§ WHAT THE TASK REQUIRES
Copy out all lines that carry the word "Gray".

── DATA SHOWN ──

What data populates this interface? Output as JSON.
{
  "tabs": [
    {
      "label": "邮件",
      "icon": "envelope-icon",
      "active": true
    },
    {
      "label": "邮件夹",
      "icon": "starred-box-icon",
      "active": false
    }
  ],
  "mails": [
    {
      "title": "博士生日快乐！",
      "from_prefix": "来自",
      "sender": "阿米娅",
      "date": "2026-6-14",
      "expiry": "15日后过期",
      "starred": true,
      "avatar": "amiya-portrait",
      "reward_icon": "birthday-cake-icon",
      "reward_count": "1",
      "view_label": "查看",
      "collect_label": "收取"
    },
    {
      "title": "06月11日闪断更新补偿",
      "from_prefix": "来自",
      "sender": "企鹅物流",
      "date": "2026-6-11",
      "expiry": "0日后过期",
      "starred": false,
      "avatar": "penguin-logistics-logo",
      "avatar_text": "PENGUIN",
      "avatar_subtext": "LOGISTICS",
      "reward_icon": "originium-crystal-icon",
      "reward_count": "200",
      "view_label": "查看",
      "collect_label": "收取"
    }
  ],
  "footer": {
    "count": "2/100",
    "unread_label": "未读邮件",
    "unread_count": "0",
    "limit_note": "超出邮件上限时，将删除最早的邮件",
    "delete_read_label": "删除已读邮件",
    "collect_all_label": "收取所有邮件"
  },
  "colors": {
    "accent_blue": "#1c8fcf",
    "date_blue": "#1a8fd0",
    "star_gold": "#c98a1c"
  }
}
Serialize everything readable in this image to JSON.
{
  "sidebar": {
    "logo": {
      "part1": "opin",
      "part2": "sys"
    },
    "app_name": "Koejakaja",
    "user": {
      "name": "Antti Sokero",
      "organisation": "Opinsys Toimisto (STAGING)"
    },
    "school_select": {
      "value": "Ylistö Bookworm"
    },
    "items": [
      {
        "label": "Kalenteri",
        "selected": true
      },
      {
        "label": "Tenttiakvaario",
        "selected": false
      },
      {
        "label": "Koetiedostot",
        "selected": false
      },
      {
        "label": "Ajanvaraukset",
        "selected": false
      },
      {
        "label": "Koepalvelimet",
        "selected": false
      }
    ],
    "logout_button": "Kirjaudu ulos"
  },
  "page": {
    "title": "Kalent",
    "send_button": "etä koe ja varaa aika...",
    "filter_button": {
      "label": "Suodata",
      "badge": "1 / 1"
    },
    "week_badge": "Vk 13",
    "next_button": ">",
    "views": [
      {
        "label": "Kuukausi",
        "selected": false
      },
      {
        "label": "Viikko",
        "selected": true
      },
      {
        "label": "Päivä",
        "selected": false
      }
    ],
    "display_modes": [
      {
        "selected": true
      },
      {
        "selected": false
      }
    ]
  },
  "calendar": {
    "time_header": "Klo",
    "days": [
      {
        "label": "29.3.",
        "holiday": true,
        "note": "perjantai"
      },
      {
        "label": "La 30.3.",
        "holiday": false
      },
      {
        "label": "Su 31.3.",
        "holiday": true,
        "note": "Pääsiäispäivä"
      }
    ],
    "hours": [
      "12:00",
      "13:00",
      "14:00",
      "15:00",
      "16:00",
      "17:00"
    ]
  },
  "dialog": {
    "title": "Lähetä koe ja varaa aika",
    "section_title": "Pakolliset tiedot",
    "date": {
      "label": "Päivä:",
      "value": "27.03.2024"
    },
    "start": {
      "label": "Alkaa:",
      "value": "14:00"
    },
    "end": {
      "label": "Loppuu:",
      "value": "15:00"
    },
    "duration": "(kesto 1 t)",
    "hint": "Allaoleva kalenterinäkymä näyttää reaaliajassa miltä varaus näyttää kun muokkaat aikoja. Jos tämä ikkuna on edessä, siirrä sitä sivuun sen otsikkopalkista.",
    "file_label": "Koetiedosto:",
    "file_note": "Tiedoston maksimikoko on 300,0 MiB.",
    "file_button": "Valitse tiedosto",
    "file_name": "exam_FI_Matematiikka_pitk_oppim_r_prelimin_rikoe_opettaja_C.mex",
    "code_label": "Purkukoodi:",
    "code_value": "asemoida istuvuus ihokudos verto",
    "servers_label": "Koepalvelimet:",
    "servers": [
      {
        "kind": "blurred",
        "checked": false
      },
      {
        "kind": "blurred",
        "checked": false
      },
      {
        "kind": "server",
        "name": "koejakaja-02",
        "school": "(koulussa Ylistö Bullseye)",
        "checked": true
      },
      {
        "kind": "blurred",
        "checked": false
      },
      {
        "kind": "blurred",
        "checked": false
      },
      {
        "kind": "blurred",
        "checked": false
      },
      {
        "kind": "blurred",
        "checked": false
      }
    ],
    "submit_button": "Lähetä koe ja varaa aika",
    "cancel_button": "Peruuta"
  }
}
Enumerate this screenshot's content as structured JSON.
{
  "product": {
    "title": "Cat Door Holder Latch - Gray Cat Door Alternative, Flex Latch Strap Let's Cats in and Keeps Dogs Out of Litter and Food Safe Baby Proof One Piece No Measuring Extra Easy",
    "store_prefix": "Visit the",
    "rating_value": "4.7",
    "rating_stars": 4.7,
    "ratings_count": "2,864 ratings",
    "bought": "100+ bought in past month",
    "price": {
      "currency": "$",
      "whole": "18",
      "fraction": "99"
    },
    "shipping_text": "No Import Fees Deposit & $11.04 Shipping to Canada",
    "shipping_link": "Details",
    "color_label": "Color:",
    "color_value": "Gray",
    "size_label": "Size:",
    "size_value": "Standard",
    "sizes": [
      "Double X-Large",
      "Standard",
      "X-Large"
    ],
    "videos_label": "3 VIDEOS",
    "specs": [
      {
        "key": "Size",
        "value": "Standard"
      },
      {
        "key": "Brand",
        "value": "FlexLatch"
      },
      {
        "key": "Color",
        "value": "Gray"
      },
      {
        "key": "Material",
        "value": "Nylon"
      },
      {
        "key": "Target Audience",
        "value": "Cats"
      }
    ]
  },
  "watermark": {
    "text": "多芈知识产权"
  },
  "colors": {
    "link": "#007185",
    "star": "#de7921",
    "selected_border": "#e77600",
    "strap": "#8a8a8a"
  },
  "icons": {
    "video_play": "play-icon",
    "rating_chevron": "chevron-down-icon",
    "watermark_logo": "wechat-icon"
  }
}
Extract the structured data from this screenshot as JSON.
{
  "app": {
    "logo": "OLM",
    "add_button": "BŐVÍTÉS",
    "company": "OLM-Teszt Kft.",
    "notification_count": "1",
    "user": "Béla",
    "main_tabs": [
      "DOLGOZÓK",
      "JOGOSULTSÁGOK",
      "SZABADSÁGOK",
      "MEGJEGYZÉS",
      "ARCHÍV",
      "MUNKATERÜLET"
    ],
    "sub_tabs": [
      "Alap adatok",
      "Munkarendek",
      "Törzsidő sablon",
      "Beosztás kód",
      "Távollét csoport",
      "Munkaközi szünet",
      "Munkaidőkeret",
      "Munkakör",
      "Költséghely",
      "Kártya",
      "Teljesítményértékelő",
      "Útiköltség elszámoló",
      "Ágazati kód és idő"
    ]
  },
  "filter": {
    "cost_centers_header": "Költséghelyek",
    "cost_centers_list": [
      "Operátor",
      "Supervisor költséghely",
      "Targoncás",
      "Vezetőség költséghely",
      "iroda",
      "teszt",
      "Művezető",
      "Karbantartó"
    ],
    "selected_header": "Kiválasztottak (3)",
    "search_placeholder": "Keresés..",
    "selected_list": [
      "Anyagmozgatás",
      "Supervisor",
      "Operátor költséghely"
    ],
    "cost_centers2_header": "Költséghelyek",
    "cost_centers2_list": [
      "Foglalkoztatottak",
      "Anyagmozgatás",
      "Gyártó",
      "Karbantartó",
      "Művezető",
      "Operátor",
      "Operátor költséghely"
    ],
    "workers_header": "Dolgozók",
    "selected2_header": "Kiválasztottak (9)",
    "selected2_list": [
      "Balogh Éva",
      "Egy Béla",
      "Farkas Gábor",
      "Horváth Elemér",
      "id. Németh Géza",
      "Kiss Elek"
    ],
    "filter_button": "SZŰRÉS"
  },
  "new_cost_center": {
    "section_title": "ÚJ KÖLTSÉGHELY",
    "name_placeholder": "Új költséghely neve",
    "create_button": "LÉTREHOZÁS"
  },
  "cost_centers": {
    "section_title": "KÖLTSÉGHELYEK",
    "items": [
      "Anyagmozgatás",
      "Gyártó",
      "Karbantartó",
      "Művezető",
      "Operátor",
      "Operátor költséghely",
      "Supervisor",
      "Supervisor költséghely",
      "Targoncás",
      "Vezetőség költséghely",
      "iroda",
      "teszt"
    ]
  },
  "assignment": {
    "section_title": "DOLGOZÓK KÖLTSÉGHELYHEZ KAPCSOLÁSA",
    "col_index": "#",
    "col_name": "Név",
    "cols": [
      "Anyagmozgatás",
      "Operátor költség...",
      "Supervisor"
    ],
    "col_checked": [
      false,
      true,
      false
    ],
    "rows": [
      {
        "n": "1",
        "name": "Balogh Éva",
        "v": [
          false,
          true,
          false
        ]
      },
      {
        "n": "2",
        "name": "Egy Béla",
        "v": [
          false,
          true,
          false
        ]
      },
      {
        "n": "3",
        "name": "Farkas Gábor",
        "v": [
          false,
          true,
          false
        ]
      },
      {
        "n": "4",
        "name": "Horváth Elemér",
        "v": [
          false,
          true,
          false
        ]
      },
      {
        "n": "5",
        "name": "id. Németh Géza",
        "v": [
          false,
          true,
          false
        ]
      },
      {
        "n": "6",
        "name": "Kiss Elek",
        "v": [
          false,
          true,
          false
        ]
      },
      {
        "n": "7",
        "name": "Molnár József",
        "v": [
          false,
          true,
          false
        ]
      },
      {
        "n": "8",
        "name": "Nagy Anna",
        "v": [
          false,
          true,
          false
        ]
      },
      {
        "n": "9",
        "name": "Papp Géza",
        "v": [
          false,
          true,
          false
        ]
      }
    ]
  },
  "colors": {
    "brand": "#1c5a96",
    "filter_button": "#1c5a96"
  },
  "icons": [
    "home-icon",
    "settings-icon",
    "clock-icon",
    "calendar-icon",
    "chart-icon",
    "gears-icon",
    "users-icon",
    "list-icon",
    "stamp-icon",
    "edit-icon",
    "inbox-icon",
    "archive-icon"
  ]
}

───

§ EXPECTED ANSWER
    "title": "Cat Door Holder Latch - Gray Cat Door Alternative, Flex Latch Strap Let's Cats in and Keeps Dogs Out of Litter and Food Safe Baby Proof One Piece No Measuring Extra Easy",
    "color_value": "Gray",
        "value": "Gray"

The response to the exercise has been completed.